-------- EXCERPTED PASSAGE --------

How to stop your pain
Most of what you call coping is just delay. The pain you have been outrunning has not moved. It is exactly where you left it, wanting to be heard.
I spent a lot of my thirties looking for ways to not be alone with what was clawing inside me.
Some nights it was the burn of alcohol going down. Some nights it was work that did not need to be done but at least kept my hands moving. Some nights it was the screen, hours of scrolling past other people’s lives until my eyes ached and the night was used up and I could sleep without thinking. Each of these was a way of not being alone with what was waiting underneath.
It was always still there in the morning. A pressure under the ribs. A tightness behind the throat. The same weight, sitting up earlier than I had.
Numbing is reliable in the short term, which is why people use it. It does what it says on the label. The hour you spend drunk or scrolling or asleep is an hour you do not have to spend with the thing in your chest.
The bill always comes due, and the longer you delay it the higher it gets.
You start to feel it in places that are not the original pain. You snap at somebody who did not earn it. Your laugh sounds wrong in your own ear. The voice in your head, the one that narrates your life, gets meaner. It says things to you it would not say to anybody else, and yet it is saying them inside your skull, in your own voice, and there is no escape from it.

--------

▶ [AIM 1]
In the rows running from the line with "svg-text:1997: 1997 [90,345,101,368]" up to and including the line with "transaction-price: £865,000 [181,497,301,509]", substitute "sale-marker" for "transaction-marker" and write out only those lines again, with nothing else changed.

-------- GIVEN ENTRIES --------

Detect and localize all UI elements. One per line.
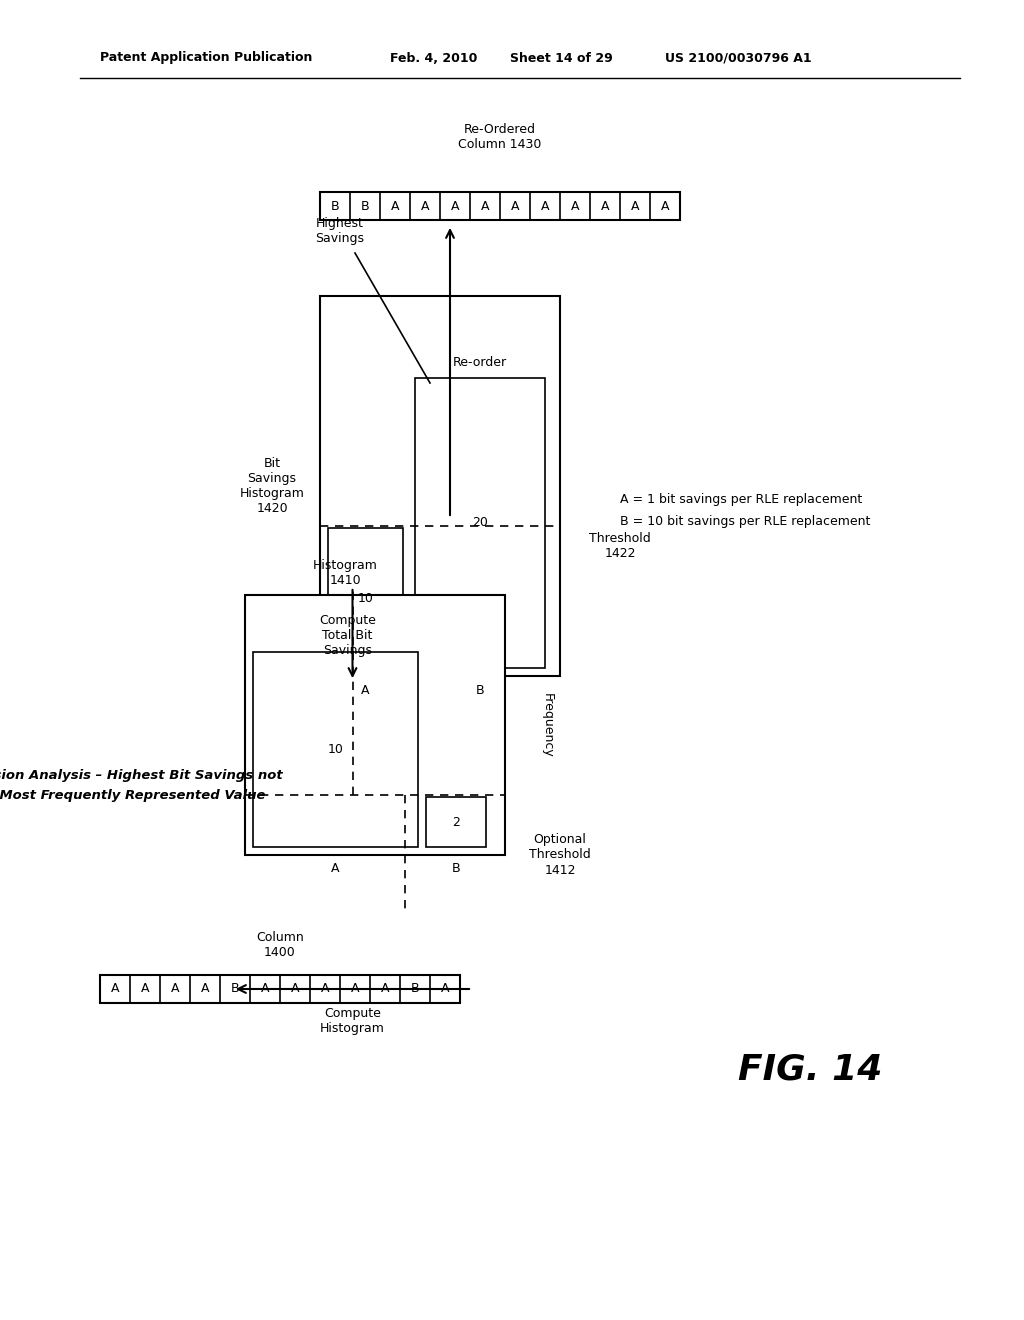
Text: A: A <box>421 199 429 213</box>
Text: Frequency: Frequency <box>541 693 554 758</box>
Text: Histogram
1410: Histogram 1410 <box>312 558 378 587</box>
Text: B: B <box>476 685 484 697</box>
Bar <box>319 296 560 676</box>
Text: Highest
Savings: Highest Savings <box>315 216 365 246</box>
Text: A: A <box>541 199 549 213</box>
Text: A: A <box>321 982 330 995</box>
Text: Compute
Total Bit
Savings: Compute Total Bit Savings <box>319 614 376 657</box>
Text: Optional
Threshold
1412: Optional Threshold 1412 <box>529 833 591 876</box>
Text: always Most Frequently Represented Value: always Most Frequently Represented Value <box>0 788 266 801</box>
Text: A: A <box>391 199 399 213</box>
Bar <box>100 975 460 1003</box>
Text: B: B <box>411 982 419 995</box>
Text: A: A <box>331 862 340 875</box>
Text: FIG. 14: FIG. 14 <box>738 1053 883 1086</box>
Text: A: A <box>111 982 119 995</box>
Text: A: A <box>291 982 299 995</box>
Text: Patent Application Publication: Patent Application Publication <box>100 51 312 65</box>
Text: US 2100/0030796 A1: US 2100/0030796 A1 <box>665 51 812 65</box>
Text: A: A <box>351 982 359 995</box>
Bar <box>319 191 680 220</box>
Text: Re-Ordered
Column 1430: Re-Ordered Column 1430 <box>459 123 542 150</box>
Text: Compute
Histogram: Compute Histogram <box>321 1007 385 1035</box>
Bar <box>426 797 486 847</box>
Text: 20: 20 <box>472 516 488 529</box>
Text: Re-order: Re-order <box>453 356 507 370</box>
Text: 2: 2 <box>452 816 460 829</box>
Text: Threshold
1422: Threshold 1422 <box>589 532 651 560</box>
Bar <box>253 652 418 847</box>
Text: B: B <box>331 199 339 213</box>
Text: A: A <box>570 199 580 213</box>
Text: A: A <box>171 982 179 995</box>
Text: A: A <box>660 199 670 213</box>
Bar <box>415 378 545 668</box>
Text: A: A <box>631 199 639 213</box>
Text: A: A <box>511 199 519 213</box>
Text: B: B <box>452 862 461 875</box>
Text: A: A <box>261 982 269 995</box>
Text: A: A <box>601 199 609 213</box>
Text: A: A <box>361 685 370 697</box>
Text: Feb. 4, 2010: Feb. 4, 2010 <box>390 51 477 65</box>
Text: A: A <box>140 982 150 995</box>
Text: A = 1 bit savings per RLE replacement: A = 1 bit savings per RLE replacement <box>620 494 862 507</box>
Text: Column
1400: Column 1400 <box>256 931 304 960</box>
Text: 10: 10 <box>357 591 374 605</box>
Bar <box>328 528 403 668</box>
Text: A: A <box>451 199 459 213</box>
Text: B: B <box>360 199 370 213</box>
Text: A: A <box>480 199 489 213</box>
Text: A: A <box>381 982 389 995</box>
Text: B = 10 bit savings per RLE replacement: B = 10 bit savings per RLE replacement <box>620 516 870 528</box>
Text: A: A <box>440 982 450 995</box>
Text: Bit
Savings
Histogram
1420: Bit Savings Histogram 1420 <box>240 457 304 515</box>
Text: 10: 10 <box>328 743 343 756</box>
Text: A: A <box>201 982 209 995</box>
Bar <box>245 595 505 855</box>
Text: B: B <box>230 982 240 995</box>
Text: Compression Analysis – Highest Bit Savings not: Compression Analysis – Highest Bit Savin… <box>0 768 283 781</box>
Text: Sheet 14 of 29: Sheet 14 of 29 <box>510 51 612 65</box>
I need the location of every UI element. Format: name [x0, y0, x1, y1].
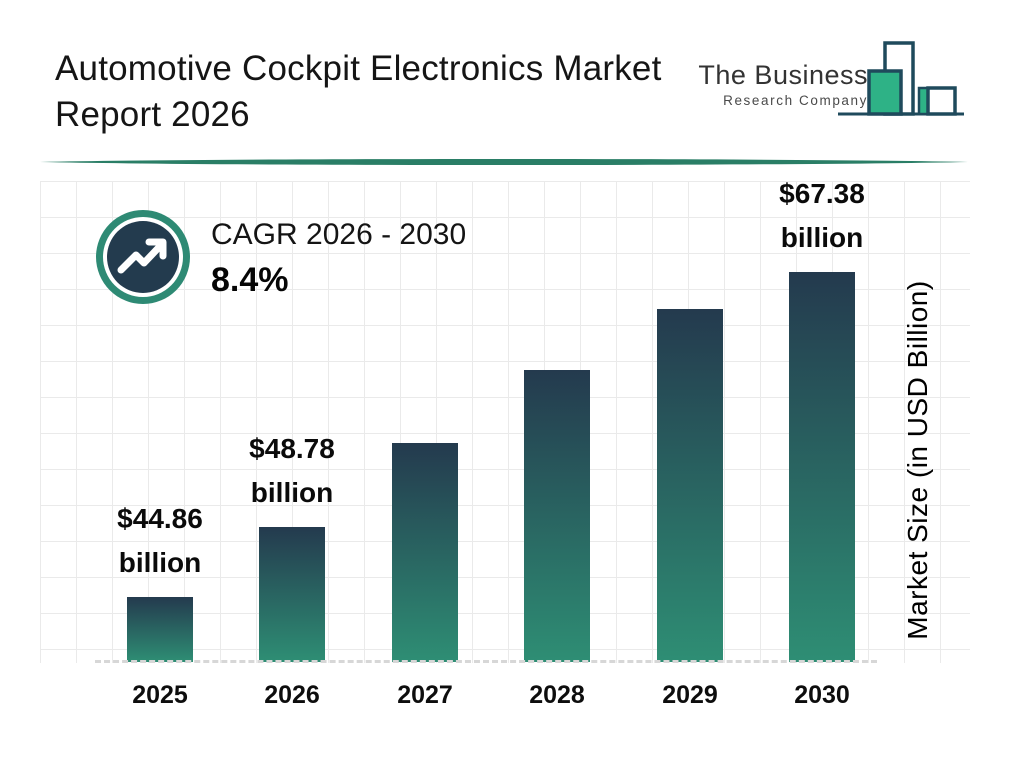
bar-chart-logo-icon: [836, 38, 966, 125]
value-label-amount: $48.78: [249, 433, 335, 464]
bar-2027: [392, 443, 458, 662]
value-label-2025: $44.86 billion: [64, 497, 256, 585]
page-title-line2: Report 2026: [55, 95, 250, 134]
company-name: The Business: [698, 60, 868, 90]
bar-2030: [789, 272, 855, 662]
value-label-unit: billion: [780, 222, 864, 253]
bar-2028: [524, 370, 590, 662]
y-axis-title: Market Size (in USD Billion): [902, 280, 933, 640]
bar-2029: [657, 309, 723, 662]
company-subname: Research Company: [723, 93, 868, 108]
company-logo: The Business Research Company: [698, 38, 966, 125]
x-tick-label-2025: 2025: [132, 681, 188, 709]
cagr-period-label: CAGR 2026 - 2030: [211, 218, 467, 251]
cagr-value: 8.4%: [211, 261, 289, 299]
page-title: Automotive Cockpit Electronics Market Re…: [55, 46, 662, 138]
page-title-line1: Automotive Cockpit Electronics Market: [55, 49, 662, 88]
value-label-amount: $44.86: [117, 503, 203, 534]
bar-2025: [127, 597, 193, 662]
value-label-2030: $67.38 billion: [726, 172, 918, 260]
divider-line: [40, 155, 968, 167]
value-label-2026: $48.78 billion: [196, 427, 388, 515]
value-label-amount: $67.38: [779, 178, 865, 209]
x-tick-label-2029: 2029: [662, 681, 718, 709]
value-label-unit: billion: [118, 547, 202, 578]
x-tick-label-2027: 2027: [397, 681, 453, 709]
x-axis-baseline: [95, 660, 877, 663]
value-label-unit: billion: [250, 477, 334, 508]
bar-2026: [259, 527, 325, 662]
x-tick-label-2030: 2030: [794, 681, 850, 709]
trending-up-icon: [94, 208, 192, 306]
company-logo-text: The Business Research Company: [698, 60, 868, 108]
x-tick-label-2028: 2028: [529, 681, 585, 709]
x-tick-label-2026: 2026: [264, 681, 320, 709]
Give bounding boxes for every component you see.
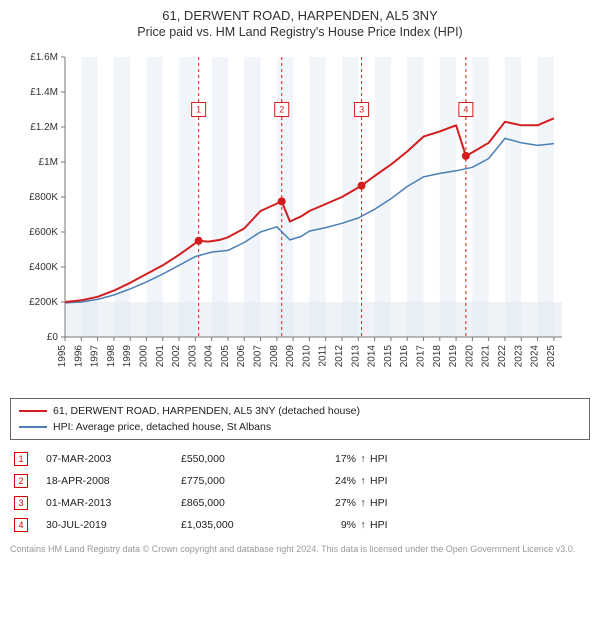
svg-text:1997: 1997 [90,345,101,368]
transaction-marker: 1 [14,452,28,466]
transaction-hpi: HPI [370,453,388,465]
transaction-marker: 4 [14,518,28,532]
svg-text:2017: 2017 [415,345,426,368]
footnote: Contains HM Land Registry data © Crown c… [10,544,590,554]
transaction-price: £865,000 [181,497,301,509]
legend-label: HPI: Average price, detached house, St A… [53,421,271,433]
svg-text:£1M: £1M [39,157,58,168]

--------

▶ [AIM 2]
Pick up the essay on numbing pain after its last sentence and continue writing it.

▶ [OUTPUT 1]
svg-text:1997: 1997 [90,345,101,368]
sale-marker: 1 [14,452,28,466]
transaction-hpi: HPI [370,453,388,465]
sale-marker: 4 [14,518,28,532]
svg-text:2017: 2017 [415,345,426,368]
footnote: Contains HM Land Registry data © Crown c… [10,544,590,554]
transaction-price: £865,000 [181,497,301,509]

▶ [OUTPUT 2]
What you tried to numb did not stop existing. It started speaking through the back door.
What I did not understand for a long time is that the pain you run from and the pain you face are not the same animal. The pain you face passes through you. The pain you run from chases you. It does not get tired. It does not give up. Every defence you stack between you and it is something it has to push through to reach you, and the pushing only makes it stronger.
The thing chasing you is not an enemy. It seems like one because that is what years of running have made of it. You ran. It chased. Every year of running made the chase more intense. By the time you turn around, the screaming is unbearable, and you have decided in advance that the thing at the door must be a monster.
But it’s not a monster. It is a friend who has been calling for years. The volume only got loud because you were too busy running away from it.
Pain is the thing in your life that has been trying hardest to talk to you, and you have been the hardest to reach.
One night I sat on my balcony with no phone, no music, no drink. Somebody had said the words “sit with it” and the phrase had stayed in my head. The night air was cool. The railing under my arms was colder. I had no idea what sitting with it meant. I had a vague expectation that it would be unbearable.
The pain came. It tore at me the way I had been afraid it would. It had things to say that I had not let it say in years.
I let it say them.
I did not try to argue. I did not try to fix. I did not get up. I sat and I listened. For the first time in years, the thing in my chest had somebody across the table from it. Somebody who would not look away. Somebody who would not reach for a bottle to make it shut up.
It took an hour, maybe less. Then it was done. Not gone.
Finished.
The way a wave that has broken on a beach is finished. The water is still around your ankles, but the wave itself has spent itself.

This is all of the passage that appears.